**DIRECTIVE:**
Copy down the lines below word for word, and leave the pictures out of your answer.
=== AVAILABLE RECORDS ===
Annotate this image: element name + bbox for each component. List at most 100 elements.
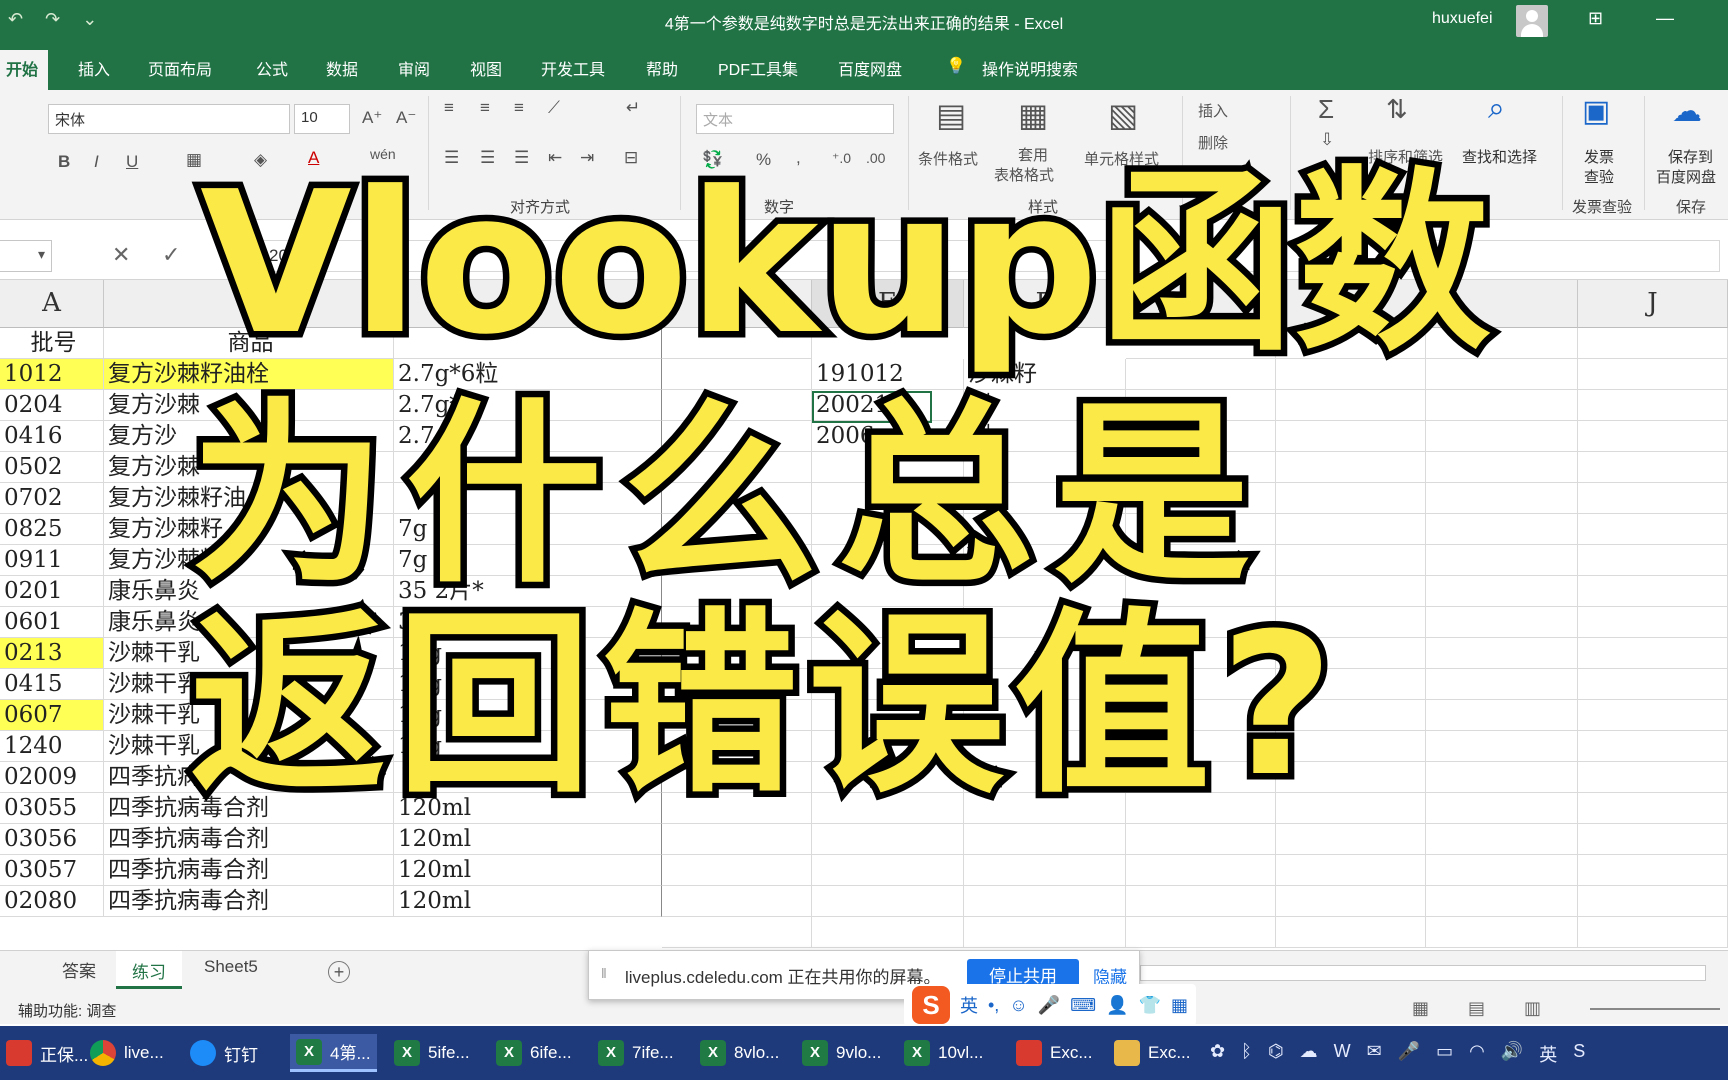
cell-batch-number[interactable]: 0415 bbox=[0, 669, 104, 700]
empty-cell[interactable] bbox=[812, 793, 964, 824]
empty-cell[interactable] bbox=[1426, 669, 1578, 700]
empty-cell[interactable] bbox=[662, 731, 812, 762]
cell-batch-number[interactable]: 0201 bbox=[0, 576, 104, 607]
empty-cell[interactable] bbox=[1276, 824, 1426, 855]
zoom-slider[interactable] bbox=[1590, 1008, 1720, 1010]
empty-cell[interactable] bbox=[1126, 421, 1276, 452]
empty-cell[interactable] bbox=[662, 917, 812, 948]
cell-product-name[interactable]: 复方沙 bbox=[104, 421, 394, 452]
cell-batch-number[interactable]: 03057 bbox=[0, 855, 104, 886]
empty-cell[interactable] bbox=[662, 793, 812, 824]
empty-cell[interactable] bbox=[1426, 886, 1578, 917]
empty-cell[interactable] bbox=[1126, 483, 1276, 514]
column-header-c[interactable] bbox=[394, 280, 662, 328]
taskbar-app-10[interactable]: Exc... bbox=[1010, 1034, 1099, 1072]
cell-batch-number[interactable]: 0702 bbox=[0, 483, 104, 514]
format-as-table-label-1[interactable]: 套用 bbox=[1018, 144, 1048, 165]
cell-product-name[interactable]: 四季抗病毒合剂 bbox=[104, 886, 394, 917]
cloud-icon[interactable]: ☁ bbox=[1300, 1041, 1318, 1067]
tab-developer[interactable]: 开发工具 bbox=[541, 56, 605, 80]
empty-cell[interactable] bbox=[1276, 545, 1426, 576]
page-break-view-icon[interactable]: ▥ bbox=[1524, 998, 1541, 1019]
empty-cell[interactable] bbox=[1578, 793, 1728, 824]
wps-icon[interactable]: W bbox=[1334, 1041, 1351, 1067]
empty-cell[interactable] bbox=[964, 762, 1126, 793]
find-select-icon[interactable]: ⌕ bbox=[1488, 92, 1505, 126]
empty-cell[interactable] bbox=[1126, 700, 1276, 731]
cell-batch-number[interactable]: 0416 bbox=[0, 421, 104, 452]
empty-cell[interactable] bbox=[662, 576, 812, 607]
empty-cell[interactable] bbox=[1578, 886, 1728, 917]
sheet-tab-practice[interactable]: 练习 bbox=[116, 951, 182, 989]
empty-cell[interactable] bbox=[1276, 421, 1426, 452]
cell-batch-number[interactable]: 0204 bbox=[0, 390, 104, 421]
empty-cell[interactable] bbox=[1578, 700, 1728, 731]
volume-icon[interactable]: 🔊 bbox=[1501, 1041, 1523, 1067]
empty-cell[interactable] bbox=[1578, 731, 1728, 762]
italic-button[interactable]: I bbox=[94, 152, 99, 172]
add-sheet-button[interactable]: + bbox=[328, 961, 350, 983]
borders-icon[interactable]: ▦ bbox=[186, 150, 202, 170]
empty-cell[interactable] bbox=[1276, 514, 1426, 545]
empty-cell[interactable] bbox=[662, 514, 812, 545]
taskbar-app-11[interactable]: Exc... bbox=[1108, 1034, 1197, 1072]
normal-view-icon[interactable]: ▦ bbox=[1412, 998, 1429, 1019]
empty-cell[interactable] bbox=[812, 917, 964, 948]
empty-cell[interactable] bbox=[1276, 638, 1426, 669]
align-center-icon[interactable]: ☰ bbox=[480, 148, 495, 168]
cell-product-name[interactable]: 四季抗病 bbox=[104, 762, 394, 793]
empty-cell[interactable] bbox=[1426, 328, 1578, 359]
cell-spec[interactable]: 3 bbox=[394, 607, 662, 638]
cell-product-name[interactable]: 沙棘干乳 bbox=[104, 700, 394, 731]
cell-product-name[interactable]: 四季抗病毒合剂 bbox=[104, 824, 394, 855]
empty-cell[interactable] bbox=[812, 483, 964, 514]
microphone-icon[interactable]: 🎤 bbox=[1038, 995, 1060, 1016]
app-tray-icon[interactable]: ✿ bbox=[1210, 1041, 1225, 1067]
increase-indent-icon[interactable]: ⇥ bbox=[580, 148, 594, 168]
taskbar-app-8[interactable]: X 9vlo... bbox=[796, 1034, 887, 1072]
align-middle-icon[interactable]: ≡ bbox=[480, 98, 490, 118]
column-header-f[interactable]: F bbox=[964, 280, 1126, 328]
cell-spec[interactable]: 7g bbox=[394, 545, 662, 576]
phonetic-button[interactable]: wén bbox=[370, 146, 396, 162]
cell-batch-number[interactable]: 0601 bbox=[0, 607, 104, 638]
empty-cell[interactable] bbox=[1126, 607, 1276, 638]
empty-cell[interactable] bbox=[1578, 452, 1728, 483]
enter-formula-button[interactable]: ✓ bbox=[162, 242, 180, 268]
empty-cell[interactable] bbox=[964, 638, 1126, 669]
decrease-decimal-icon[interactable]: .00 bbox=[866, 150, 885, 166]
header-cell-spec[interactable] bbox=[394, 328, 662, 359]
ime-language[interactable]: 英 bbox=[960, 992, 978, 1018]
tab-page-layout[interactable]: 页面布局 bbox=[148, 56, 212, 80]
shrink-font-icon[interactable]: A⁻ bbox=[396, 108, 416, 128]
cell-spec[interactable] bbox=[394, 483, 662, 514]
cell-product-name[interactable]: 沙棘干乳 bbox=[104, 731, 394, 762]
cell-batch-number[interactable]: 0213 bbox=[0, 638, 104, 669]
cell-spec[interactable] bbox=[394, 762, 662, 793]
empty-cell[interactable] bbox=[1426, 700, 1578, 731]
cell-product-name[interactable]: 复方沙棘籽 bbox=[104, 545, 394, 576]
cell-spec[interactable]: 2.7g*6粒 bbox=[394, 359, 662, 390]
empty-cell[interactable] bbox=[1426, 917, 1578, 948]
orientation-icon[interactable]: ⟋ bbox=[548, 98, 560, 118]
skin-icon[interactable]: 👕 bbox=[1139, 995, 1161, 1016]
cell-spec[interactable]: 10g bbox=[394, 731, 662, 762]
empty-cell[interactable] bbox=[1426, 545, 1578, 576]
format-as-table-icon[interactable]: ▦ bbox=[1018, 96, 1048, 134]
sort-filter-icon[interactable]: ⇅ bbox=[1386, 94, 1408, 125]
empty-cell[interactable] bbox=[964, 669, 1126, 700]
tab-help[interactable]: 帮助 bbox=[646, 56, 678, 80]
cell-batch-number[interactable]: 1012 bbox=[0, 359, 104, 390]
empty-cell[interactable] bbox=[1276, 669, 1426, 700]
autosum-icon[interactable]: Σ bbox=[1318, 94, 1334, 125]
empty-cell[interactable] bbox=[1276, 607, 1426, 638]
empty-cell[interactable] bbox=[1578, 607, 1728, 638]
empty-cell[interactable] bbox=[662, 824, 812, 855]
cell-spec[interactable] bbox=[394, 452, 662, 483]
tab-review[interactable]: 审阅 bbox=[398, 56, 430, 80]
empty-cell[interactable] bbox=[1276, 762, 1426, 793]
tab-pdf-tools[interactable]: PDF工具集 bbox=[718, 56, 798, 80]
underline-button[interactable]: U bbox=[126, 152, 138, 172]
grow-font-icon[interactable]: A⁺ bbox=[362, 108, 382, 128]
cell-batch-number[interactable]: 0911 bbox=[0, 545, 104, 576]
===
**SOLUTION FOR THIS EXERCISE:**
Annotate this image: element name + bbox for each component. List at most 100 elements.
cell-batch-number[interactable]: 0415 bbox=[0, 669, 104, 700]
empty-cell[interactable] bbox=[812, 793, 964, 824]
empty-cell[interactable] bbox=[1426, 669, 1578, 700]
empty-cell[interactable] bbox=[662, 731, 812, 762]
cell-batch-number[interactable]: 0201 bbox=[0, 576, 104, 607]
empty-cell[interactable] bbox=[1276, 824, 1426, 855]
zoom-slider[interactable] bbox=[1590, 1008, 1720, 1010]
empty-cell[interactable] bbox=[1126, 421, 1276, 452]
empty-cell[interactable] bbox=[662, 917, 812, 948]
cell-product-name[interactable]: 复方沙 bbox=[104, 421, 394, 452]
cell-batch-number[interactable]: 03057 bbox=[0, 855, 104, 886]
empty-cell[interactable] bbox=[662, 793, 812, 824]
empty-cell[interactable] bbox=[1426, 886, 1578, 917]
empty-cell[interactable] bbox=[1126, 483, 1276, 514]
column-header-c[interactable] bbox=[394, 280, 662, 328]
taskbar-app-10[interactable]: Exc... bbox=[1010, 1034, 1099, 1072]
cell-batch-number[interactable]: 0702 bbox=[0, 483, 104, 514]
format-as-table-label-1[interactable]: 套用 bbox=[1018, 144, 1048, 165]
cell-product-name[interactable]: 四季抗病毒合剂 bbox=[104, 886, 394, 917]
cloud-icon[interactable]: ☁ bbox=[1300, 1041, 1318, 1067]
tab-developer[interactable]: 开发工具 bbox=[541, 56, 605, 80]
empty-cell[interactable] bbox=[1276, 545, 1426, 576]
page-break-view-icon[interactable]: ▥ bbox=[1524, 998, 1541, 1019]
empty-cell[interactable] bbox=[1578, 793, 1728, 824]
wps-icon[interactable]: W bbox=[1334, 1041, 1351, 1067]
empty-cell[interactable] bbox=[964, 762, 1126, 793]
find-select-icon[interactable]: ⌕ bbox=[1488, 92, 1505, 126]
empty-cell[interactable] bbox=[1126, 700, 1276, 731]
cell-batch-number[interactable]: 0416 bbox=[0, 421, 104, 452]
empty-cell[interactable] bbox=[662, 576, 812, 607]
empty-cell[interactable] bbox=[1578, 886, 1728, 917]
sheet-tab-practice[interactable]: 练习 bbox=[116, 951, 182, 989]
empty-cell[interactable] bbox=[1276, 421, 1426, 452]
cell-batch-number[interactable]: 0204 bbox=[0, 390, 104, 421]
empty-cell[interactable] bbox=[1578, 700, 1728, 731]
volume-icon[interactable]: 🔊 bbox=[1501, 1041, 1523, 1067]
empty-cell[interactable] bbox=[1578, 731, 1728, 762]
italic-button[interactable]: I bbox=[94, 152, 99, 172]
add-sheet-button[interactable]: + bbox=[328, 961, 350, 983]
borders-icon[interactable]: ▦ bbox=[186, 150, 202, 170]
empty-cell[interactable] bbox=[1276, 514, 1426, 545]
empty-cell[interactable] bbox=[662, 514, 812, 545]
taskbar-app-11[interactable]: Exc... bbox=[1108, 1034, 1197, 1072]
normal-view-icon[interactable]: ▦ bbox=[1412, 998, 1429, 1019]
empty-cell[interactable] bbox=[812, 917, 964, 948]
empty-cell[interactable] bbox=[1276, 638, 1426, 669]
align-center-icon[interactable]: ☰ bbox=[480, 148, 495, 168]
cell-product-name[interactable]: 四季抗病 bbox=[104, 762, 394, 793]
empty-cell[interactable] bbox=[1426, 328, 1578, 359]
cell-spec[interactable]: 3 bbox=[394, 607, 662, 638]
cell-product-name[interactable]: 沙棘干乳 bbox=[104, 700, 394, 731]
cell-product-name[interactable]: 四季抗病毒合剂 bbox=[104, 824, 394, 855]
empty-cell[interactable] bbox=[812, 483, 964, 514]
microphone-icon[interactable]: 🎤 bbox=[1038, 995, 1060, 1016]
app-tray-icon[interactable]: ✿ bbox=[1210, 1041, 1225, 1067]
increase-indent-icon[interactable]: ⇥ bbox=[580, 148, 594, 168]
taskbar-app-8[interactable]: X 9vlo... bbox=[796, 1034, 887, 1072]
align-middle-icon[interactable]: ≡ bbox=[480, 98, 490, 118]
column-header-f[interactable]: F bbox=[964, 280, 1126, 328]
cell-spec[interactable]: 7g bbox=[394, 545, 662, 576]
phonetic-button[interactable]: wén bbox=[370, 146, 396, 162]
cell-batch-number[interactable]: 0601 bbox=[0, 607, 104, 638]
empty-cell[interactable] bbox=[1126, 607, 1276, 638]
empty-cell[interactable] bbox=[1578, 452, 1728, 483]
enter-formula-button[interactable]: ✓ bbox=[162, 242, 180, 268]
empty-cell[interactable] bbox=[964, 638, 1126, 669]
decrease-decimal-icon[interactable]: .00 bbox=[866, 150, 885, 166]
header-cell-spec[interactable] bbox=[394, 328, 662, 359]
ime-language[interactable]: 英 bbox=[960, 992, 978, 1018]
tab-page-layout[interactable]: 页面布局 bbox=[148, 56, 212, 80]
shrink-font-icon[interactable]: A⁻ bbox=[396, 108, 416, 128]
cell-spec[interactable] bbox=[394, 483, 662, 514]
cell-product-name[interactable]: 沙棘干乳 bbox=[104, 731, 394, 762]
cell-batch-number[interactable]: 0213 bbox=[0, 638, 104, 669]
cell-spec[interactable] bbox=[394, 762, 662, 793]
empty-cell[interactable] bbox=[1426, 700, 1578, 731]
cell-product-name[interactable]: 复方沙棘籽 bbox=[104, 545, 394, 576]
cell-spec[interactable]: 2.7g*6粒 bbox=[394, 359, 662, 390]
empty-cell[interactable] bbox=[1426, 917, 1578, 948]
orientation-icon[interactable]: ⟋ bbox=[548, 98, 560, 118]
skin-icon[interactable]: 👕 bbox=[1139, 995, 1161, 1016]
cell-spec[interactable]: 10g bbox=[394, 731, 662, 762]
empty-cell[interactable] bbox=[1426, 545, 1578, 576]
format-as-table-icon[interactable]: ▦ bbox=[1018, 96, 1048, 134]
sort-filter-icon[interactable]: ⇅ bbox=[1386, 94, 1408, 125]
empty-cell[interactable] bbox=[964, 669, 1126, 700]
tab-help[interactable]: 帮助 bbox=[646, 56, 678, 80]
cell-batch-number[interactable]: 1012 bbox=[0, 359, 104, 390]
empty-cell[interactable] bbox=[1276, 669, 1426, 700]
autosum-icon[interactable]: Σ bbox=[1318, 94, 1334, 125]
empty-cell[interactable] bbox=[1276, 607, 1426, 638]
empty-cell[interactable] bbox=[1578, 607, 1728, 638]
empty-cell[interactable] bbox=[662, 824, 812, 855]
cell-spec[interactable] bbox=[394, 452, 662, 483]
tab-review[interactable]: 审阅 bbox=[398, 56, 430, 80]
empty-cell[interactable] bbox=[1276, 762, 1426, 793]
tab-pdf-tools[interactable]: PDF工具集 bbox=[718, 56, 798, 80]
underline-button[interactable]: U bbox=[126, 152, 138, 172]
grow-font-icon[interactable]: A⁺ bbox=[362, 108, 382, 128]
cell-batch-number[interactable]: 0911 bbox=[0, 545, 104, 576]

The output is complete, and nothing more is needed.